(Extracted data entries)
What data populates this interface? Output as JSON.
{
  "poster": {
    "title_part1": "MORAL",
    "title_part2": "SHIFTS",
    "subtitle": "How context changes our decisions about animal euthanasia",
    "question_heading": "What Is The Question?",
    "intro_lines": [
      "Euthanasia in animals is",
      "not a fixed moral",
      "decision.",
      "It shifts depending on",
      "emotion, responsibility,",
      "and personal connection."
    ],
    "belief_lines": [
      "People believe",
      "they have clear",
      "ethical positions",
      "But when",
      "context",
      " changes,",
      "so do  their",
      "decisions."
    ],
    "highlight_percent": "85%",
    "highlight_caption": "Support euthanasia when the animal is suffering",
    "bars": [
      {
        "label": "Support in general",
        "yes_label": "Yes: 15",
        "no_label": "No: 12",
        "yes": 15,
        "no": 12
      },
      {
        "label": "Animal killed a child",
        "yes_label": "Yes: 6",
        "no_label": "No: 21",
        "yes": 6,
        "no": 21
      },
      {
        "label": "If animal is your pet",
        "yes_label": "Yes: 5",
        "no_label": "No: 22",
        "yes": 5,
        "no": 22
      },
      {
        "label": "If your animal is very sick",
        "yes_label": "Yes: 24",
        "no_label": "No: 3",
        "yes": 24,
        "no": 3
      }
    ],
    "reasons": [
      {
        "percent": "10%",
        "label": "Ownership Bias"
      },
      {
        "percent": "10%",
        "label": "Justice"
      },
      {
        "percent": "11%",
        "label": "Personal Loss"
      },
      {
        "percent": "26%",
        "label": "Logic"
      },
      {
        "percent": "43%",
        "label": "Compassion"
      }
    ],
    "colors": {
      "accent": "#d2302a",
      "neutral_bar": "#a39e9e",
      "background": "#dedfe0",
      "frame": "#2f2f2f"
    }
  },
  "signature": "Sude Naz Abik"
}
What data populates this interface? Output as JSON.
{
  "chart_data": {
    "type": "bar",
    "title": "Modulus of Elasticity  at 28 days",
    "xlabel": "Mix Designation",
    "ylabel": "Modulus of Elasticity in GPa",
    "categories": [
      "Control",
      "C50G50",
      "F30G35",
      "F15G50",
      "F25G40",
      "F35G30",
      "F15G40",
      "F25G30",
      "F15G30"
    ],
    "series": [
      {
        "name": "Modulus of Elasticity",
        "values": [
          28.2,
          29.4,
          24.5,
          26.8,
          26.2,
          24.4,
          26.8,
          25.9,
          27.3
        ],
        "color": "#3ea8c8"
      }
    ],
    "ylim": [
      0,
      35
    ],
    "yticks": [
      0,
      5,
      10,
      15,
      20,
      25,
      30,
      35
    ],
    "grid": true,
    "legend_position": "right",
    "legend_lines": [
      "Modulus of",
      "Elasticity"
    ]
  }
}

# DIRECTIONS
Every line above should be retyped exactly as given.

# SOLUTION FOR THIS PROBLEM
What data populates this interface? Output as JSON.
{
  "poster": {
    "title_part1": "MORAL",
    "title_part2": "SHIFTS",
    "subtitle": "How context changes our decisions about animal euthanasia",
    "question_heading": "What Is The Question?",
    "intro_lines": [
      "Euthanasia in animals is",
      "not a fixed moral",
      "decision.",
      "It shifts depending on",
      "emotion, responsibility,",
      "and personal connection."
    ],
    "belief_lines": [
      "People believe",
      "they have clear",
      "ethical positions",
      "But when",
      "context",
      " changes,",
      "so do  their",
      "decisions."
    ],
    "highlight_percent": "85%",
    "highlight_caption": "Support euthanasia when the animal is suffering",
    "bars": [
      {
        "label": "Support in general",
        "yes_label": "Yes: 15",
        "no_label": "No: 12",
        "yes": 15,
        "no": 12
      },
      {
        "label": "Animal killed a child",
        "yes_label": "Yes: 6",
        "no_label": "No: 21",
        "yes": 6,
        "no": 21
      },
      {
        "label": "If animal is your pet",
        "yes_label": "Yes: 5",
        "no_label": "No: 22",
        "yes": 5,
        "no": 22
      },
      {
        "label": "If your animal is very sick",
        "yes_label": "Yes: 24",
        "no_label": "No: 3",
        "yes": 24,
        "no": 3
      }
    ],
    "reasons": [
      {
        "percent": "10%",
        "label": "Ownership Bias"
      },
      {
        "percent": "10%",
        "label": "Justice"
      },
      {
        "percent": "11%",
        "label": "Personal Loss"
      },
      {
        "percent": "26%",
        "label": "Logic"
      },
      {
        "percent": "43%",
        "label": "Compassion"
      }
    ],
    "colors": {
      "accent": "#d2302a",
      "neutral_bar": "#a39e9e",
      "background": "#dedfe0",
      "frame": "#2f2f2f"
    }
  },
  "signature": "Sude Naz Abik"
}
What data populates this interface? Output as JSON.
{
  "chart_data": {
    "type": "bar",
    "title": "Modulus of Elasticity  at 28 days",
    "xlabel": "Mix Designation",
    "ylabel": "Modulus of Elasticity in GPa",
    "categories": [
      "Control",
      "C50G50",
      "F30G35",
      "F15G50",
      "F25G40",
      "F35G30",
      "F15G40",
      "F25G30",
      "F15G30"
    ],
    "series": [
      {
        "name": "Modulus of Elasticity",
        "values": [
          28.2,
          29.4,
          24.5,
          26.8,
          26.2,
          24.4,
          26.8,
          25.9,
          27.3
        ],
        "color": "#3ea8c8"
      }
    ],
    "ylim": [
      0,
      35
    ],
    "yticks": [
      0,
      5,
      10,
      15,
      20,
      25,
      30,
      35
    ],
    "grid": true,
    "legend_position": "right",
    "legend_lines": [
      "Modulus of",
      "Elasticity"
    ]
  }
}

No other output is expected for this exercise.